**Work required:** Everything from the line that holds "Output the text content of this document." through the end of the data below should be output exactly, both ends included.

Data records
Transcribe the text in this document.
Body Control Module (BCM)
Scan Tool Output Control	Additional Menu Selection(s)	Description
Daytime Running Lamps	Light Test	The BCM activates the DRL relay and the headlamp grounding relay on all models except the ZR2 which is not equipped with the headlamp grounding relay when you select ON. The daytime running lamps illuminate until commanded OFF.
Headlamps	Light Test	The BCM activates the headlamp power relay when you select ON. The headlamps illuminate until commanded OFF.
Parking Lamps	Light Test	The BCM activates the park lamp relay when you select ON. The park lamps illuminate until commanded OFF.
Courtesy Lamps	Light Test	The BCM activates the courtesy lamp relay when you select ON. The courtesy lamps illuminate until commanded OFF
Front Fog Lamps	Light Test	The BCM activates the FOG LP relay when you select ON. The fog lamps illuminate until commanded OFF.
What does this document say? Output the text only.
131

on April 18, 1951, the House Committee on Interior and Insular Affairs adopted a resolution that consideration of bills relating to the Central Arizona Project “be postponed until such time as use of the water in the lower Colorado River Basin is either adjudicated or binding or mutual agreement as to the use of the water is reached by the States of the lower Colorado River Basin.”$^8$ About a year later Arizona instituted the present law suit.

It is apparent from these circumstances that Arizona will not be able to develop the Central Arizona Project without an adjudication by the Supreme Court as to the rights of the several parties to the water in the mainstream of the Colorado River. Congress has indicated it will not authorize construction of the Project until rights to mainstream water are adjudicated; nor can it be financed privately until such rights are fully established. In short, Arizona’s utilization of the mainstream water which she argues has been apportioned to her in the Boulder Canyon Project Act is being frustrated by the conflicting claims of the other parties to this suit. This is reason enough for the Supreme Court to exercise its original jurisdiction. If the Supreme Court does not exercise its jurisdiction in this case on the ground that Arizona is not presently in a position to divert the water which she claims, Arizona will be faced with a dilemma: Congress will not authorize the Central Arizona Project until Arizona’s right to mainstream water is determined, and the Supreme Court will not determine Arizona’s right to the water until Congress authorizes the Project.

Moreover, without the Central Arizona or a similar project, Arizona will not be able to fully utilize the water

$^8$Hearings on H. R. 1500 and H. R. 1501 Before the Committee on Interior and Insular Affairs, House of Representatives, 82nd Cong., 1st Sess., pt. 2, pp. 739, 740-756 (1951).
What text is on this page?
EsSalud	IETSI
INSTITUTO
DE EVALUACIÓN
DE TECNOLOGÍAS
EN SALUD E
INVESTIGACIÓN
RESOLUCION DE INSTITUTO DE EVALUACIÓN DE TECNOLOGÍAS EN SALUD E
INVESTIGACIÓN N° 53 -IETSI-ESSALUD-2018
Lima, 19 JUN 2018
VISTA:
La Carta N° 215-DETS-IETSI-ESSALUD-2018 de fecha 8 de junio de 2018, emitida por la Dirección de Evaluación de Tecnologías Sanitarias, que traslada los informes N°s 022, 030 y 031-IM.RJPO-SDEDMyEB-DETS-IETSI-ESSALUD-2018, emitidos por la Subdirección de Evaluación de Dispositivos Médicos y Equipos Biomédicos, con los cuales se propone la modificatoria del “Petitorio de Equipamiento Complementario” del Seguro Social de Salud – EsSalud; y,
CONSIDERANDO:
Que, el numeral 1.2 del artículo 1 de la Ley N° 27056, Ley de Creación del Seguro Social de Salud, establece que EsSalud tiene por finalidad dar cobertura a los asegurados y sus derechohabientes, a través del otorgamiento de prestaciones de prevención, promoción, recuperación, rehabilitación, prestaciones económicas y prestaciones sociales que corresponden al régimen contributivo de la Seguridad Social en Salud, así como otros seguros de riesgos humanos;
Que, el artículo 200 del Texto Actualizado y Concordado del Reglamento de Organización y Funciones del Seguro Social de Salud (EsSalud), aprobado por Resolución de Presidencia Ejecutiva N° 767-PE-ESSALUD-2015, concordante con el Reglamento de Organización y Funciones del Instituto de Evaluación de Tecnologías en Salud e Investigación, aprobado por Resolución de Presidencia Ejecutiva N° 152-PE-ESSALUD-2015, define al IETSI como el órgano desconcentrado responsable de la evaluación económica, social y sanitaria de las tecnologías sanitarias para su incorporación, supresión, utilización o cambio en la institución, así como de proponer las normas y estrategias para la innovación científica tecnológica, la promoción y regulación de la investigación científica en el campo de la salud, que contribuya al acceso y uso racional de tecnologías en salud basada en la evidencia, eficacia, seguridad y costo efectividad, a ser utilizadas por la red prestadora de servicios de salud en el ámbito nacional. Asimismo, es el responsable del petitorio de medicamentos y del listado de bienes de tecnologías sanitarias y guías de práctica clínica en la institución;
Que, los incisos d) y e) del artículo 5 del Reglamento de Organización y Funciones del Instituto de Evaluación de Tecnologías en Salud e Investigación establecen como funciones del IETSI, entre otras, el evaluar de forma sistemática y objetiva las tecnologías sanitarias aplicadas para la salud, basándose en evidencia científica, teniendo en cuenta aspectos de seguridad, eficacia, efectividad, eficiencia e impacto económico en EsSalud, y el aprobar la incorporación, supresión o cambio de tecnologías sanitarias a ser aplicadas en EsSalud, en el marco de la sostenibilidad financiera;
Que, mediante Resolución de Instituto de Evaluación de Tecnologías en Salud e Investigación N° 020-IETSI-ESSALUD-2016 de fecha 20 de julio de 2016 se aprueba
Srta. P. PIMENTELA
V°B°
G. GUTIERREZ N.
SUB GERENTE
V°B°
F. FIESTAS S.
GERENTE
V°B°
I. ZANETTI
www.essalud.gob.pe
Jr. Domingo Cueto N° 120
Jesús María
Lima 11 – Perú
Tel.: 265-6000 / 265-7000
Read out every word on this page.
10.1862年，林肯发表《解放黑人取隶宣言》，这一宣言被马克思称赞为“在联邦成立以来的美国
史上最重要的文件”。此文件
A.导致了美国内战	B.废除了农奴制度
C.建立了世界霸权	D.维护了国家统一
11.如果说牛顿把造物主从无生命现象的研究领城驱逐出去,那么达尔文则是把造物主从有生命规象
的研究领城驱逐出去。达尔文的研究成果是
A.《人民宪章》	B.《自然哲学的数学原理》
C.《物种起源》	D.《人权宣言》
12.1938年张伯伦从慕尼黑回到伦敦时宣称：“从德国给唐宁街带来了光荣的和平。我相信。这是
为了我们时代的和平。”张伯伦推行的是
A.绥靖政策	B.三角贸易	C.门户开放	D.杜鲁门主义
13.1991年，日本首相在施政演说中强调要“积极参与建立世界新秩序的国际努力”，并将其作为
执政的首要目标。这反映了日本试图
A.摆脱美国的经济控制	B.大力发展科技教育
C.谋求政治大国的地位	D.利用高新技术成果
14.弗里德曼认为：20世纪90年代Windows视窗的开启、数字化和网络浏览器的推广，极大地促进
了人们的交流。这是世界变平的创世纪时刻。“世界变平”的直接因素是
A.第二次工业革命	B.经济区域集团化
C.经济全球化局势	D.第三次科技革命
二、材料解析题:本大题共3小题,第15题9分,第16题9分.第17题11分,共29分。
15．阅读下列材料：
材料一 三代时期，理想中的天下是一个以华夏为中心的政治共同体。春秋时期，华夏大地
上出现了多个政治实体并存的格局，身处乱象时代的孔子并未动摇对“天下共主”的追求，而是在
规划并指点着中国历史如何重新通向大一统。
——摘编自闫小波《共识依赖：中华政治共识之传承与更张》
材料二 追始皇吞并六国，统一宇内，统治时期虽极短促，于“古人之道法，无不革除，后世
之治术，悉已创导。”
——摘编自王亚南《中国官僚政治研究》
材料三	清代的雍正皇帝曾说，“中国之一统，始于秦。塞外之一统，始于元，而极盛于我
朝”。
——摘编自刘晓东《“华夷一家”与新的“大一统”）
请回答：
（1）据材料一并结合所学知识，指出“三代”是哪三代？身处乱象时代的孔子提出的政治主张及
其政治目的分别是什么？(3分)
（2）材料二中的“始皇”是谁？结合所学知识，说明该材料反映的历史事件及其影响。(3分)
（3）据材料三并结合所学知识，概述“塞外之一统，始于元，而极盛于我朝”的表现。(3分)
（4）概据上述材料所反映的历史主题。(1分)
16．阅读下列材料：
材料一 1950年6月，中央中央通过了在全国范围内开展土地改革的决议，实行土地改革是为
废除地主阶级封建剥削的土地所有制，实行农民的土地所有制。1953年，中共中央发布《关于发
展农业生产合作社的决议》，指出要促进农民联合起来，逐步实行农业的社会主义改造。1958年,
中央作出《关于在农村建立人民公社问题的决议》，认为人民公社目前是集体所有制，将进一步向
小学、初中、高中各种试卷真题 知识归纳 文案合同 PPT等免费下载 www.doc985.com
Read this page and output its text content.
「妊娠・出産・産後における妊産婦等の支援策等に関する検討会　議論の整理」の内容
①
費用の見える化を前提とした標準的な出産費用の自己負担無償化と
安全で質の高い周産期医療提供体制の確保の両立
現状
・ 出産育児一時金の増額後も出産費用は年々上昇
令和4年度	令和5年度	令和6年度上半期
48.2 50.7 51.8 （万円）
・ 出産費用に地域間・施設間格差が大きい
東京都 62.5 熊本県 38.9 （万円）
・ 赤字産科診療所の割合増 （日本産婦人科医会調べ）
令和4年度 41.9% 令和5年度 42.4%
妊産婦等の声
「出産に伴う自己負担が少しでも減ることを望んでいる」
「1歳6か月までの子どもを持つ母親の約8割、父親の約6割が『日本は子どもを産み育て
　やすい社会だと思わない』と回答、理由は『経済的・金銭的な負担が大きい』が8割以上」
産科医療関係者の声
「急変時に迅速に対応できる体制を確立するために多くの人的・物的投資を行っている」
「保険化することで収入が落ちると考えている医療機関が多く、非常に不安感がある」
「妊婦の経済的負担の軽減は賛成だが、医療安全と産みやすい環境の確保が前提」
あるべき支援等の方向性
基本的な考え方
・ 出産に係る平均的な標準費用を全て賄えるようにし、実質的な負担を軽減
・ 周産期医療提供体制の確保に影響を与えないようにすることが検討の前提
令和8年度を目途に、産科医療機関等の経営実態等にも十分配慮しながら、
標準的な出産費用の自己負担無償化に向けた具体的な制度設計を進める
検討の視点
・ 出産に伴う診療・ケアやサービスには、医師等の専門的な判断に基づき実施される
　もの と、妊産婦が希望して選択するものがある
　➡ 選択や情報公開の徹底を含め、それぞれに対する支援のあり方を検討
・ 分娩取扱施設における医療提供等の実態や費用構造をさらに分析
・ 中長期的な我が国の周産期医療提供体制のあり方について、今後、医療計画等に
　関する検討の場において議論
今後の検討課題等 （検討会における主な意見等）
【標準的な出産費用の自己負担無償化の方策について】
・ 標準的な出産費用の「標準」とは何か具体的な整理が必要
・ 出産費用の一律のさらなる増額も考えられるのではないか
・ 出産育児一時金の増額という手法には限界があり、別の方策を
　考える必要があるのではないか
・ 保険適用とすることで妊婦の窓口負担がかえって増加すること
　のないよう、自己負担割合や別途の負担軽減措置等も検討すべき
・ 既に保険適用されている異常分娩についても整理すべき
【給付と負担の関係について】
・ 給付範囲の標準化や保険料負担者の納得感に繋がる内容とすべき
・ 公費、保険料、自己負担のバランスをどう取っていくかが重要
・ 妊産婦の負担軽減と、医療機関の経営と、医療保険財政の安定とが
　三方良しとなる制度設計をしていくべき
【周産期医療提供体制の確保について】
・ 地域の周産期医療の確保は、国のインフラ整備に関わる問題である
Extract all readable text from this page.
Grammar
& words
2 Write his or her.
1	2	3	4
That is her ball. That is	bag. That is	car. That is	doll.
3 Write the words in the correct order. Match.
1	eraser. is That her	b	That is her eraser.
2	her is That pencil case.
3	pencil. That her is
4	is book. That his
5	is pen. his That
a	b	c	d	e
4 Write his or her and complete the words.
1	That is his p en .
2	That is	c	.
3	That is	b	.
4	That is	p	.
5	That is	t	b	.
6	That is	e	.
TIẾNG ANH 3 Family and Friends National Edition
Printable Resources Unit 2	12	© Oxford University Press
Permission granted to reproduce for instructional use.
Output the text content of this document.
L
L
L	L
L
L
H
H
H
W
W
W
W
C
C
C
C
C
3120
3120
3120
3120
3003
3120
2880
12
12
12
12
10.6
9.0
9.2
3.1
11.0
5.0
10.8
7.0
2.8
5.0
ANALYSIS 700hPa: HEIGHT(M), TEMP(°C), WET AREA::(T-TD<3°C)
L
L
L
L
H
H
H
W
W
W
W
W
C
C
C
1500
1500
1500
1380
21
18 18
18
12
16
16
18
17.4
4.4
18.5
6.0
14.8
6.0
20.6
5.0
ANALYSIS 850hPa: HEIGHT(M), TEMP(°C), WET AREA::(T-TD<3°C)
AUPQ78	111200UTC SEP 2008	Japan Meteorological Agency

**Task result:**
Output the text content of this document.
L
L
L	L
L
L
H
H
H
W
W
W
W
C
C
C
C
C
3120
3120
3120
3120
3003
3120
2880
12
12
12
12
10.6
9.0
9.2
3.1
11.0
5.0
10.8
7.0
2.8
5.0
ANALYSIS 700hPa: HEIGHT(M), TEMP(°C), WET AREA::(T-TD<3°C)
L
L
L
L
H
H
H
W
W
W
W
W
C
C
C
1500
1500
1500
1380
21
18 18
18
12
16
16
18
17.4
4.4
18.5
6.0
14.8
6.0
20.6
5.0
ANALYSIS 850hPa: HEIGHT(M), TEMP(°C), WET AREA::(T-TD<3°C)
AUPQ78	111200UTC SEP 2008	Japan Meteorological Agency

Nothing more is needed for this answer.